#### Available data:
==========

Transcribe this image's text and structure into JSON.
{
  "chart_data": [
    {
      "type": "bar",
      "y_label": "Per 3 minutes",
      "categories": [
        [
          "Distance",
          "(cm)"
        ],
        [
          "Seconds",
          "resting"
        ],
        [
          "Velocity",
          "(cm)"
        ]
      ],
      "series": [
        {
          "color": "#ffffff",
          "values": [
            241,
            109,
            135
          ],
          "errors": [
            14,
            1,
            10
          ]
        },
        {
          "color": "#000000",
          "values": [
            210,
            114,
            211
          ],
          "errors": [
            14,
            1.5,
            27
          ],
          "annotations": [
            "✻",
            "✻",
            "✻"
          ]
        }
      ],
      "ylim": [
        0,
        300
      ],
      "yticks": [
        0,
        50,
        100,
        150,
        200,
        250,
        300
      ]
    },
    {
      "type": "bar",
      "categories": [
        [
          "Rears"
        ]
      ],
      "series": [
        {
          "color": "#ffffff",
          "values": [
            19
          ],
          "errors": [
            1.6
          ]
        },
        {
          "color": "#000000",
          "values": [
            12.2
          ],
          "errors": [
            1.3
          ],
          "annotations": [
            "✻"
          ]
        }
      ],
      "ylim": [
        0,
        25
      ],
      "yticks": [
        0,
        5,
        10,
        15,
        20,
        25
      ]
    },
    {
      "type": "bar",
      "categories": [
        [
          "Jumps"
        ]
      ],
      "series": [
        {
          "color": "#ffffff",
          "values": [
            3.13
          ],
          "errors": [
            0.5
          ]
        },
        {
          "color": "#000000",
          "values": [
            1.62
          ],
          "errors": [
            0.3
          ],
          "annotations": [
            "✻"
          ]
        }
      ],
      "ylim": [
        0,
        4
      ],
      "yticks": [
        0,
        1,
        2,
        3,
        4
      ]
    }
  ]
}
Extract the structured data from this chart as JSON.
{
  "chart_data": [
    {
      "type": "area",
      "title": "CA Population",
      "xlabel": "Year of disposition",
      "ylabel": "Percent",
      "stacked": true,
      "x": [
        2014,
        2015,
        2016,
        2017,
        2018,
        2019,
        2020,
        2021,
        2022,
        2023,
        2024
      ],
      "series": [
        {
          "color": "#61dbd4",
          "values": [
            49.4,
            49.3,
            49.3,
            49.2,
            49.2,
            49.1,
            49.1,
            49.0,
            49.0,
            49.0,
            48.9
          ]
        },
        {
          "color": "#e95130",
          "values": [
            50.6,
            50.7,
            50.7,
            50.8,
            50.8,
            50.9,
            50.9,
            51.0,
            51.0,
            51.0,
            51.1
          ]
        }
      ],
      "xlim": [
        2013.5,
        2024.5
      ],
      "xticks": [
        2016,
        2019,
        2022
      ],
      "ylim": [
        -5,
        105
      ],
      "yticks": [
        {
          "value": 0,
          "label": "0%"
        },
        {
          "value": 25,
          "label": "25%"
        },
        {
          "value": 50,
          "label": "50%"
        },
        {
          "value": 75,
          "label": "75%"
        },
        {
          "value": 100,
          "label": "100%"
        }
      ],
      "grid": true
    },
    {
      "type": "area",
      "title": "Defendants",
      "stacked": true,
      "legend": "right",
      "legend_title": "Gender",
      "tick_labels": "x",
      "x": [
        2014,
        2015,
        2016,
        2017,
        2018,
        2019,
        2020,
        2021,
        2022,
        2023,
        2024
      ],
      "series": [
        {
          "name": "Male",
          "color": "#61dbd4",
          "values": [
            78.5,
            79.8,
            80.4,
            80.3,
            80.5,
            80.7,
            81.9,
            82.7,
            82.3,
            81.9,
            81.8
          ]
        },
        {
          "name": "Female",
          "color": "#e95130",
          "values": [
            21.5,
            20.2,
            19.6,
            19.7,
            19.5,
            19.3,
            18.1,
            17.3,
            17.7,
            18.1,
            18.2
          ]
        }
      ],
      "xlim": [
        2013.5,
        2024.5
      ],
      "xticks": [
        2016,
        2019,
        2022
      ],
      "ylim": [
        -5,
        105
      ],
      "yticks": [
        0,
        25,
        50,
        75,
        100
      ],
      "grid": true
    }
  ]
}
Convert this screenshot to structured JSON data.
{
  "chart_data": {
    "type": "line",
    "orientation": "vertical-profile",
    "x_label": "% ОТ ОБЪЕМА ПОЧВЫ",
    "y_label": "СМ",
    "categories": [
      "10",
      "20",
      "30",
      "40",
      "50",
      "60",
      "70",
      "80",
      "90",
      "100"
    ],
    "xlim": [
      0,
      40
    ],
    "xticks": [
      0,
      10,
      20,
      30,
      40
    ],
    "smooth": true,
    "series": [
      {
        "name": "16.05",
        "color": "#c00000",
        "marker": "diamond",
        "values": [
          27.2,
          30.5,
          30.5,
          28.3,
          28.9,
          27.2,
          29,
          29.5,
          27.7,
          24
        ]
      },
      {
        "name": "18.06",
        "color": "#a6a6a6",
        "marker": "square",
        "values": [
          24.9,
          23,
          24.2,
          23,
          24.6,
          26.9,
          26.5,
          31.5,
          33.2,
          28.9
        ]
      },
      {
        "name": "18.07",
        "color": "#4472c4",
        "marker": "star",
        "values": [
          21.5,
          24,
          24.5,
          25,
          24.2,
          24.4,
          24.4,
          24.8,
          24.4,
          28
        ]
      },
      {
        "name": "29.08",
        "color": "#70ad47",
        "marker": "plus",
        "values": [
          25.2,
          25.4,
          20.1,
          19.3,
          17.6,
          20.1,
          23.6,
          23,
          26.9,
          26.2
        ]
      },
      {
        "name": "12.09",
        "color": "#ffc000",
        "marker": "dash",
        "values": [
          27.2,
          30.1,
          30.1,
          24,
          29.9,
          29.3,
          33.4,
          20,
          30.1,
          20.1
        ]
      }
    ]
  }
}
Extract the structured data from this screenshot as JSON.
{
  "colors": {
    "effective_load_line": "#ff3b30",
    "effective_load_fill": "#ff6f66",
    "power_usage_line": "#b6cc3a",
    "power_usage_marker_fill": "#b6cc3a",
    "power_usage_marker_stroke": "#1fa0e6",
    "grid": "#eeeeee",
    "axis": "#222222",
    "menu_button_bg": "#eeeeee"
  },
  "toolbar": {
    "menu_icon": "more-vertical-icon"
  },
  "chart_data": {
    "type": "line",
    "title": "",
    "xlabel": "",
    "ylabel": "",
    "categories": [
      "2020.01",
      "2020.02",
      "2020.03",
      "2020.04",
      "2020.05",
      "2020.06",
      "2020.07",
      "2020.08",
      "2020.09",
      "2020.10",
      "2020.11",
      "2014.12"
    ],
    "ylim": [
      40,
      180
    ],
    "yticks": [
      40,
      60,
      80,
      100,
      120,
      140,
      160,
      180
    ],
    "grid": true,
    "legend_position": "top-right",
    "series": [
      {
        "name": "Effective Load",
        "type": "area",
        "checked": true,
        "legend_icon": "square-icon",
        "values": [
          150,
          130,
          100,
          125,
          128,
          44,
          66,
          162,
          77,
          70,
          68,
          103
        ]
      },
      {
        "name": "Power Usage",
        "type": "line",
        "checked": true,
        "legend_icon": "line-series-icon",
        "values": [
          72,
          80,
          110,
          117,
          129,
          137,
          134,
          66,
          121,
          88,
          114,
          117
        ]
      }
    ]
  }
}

==========

#### Task to complete:
Copy every line in the entries above that has the string "square" in it.

#### Result of this task:
        "marker": "square",
        "legend_icon": "square-icon",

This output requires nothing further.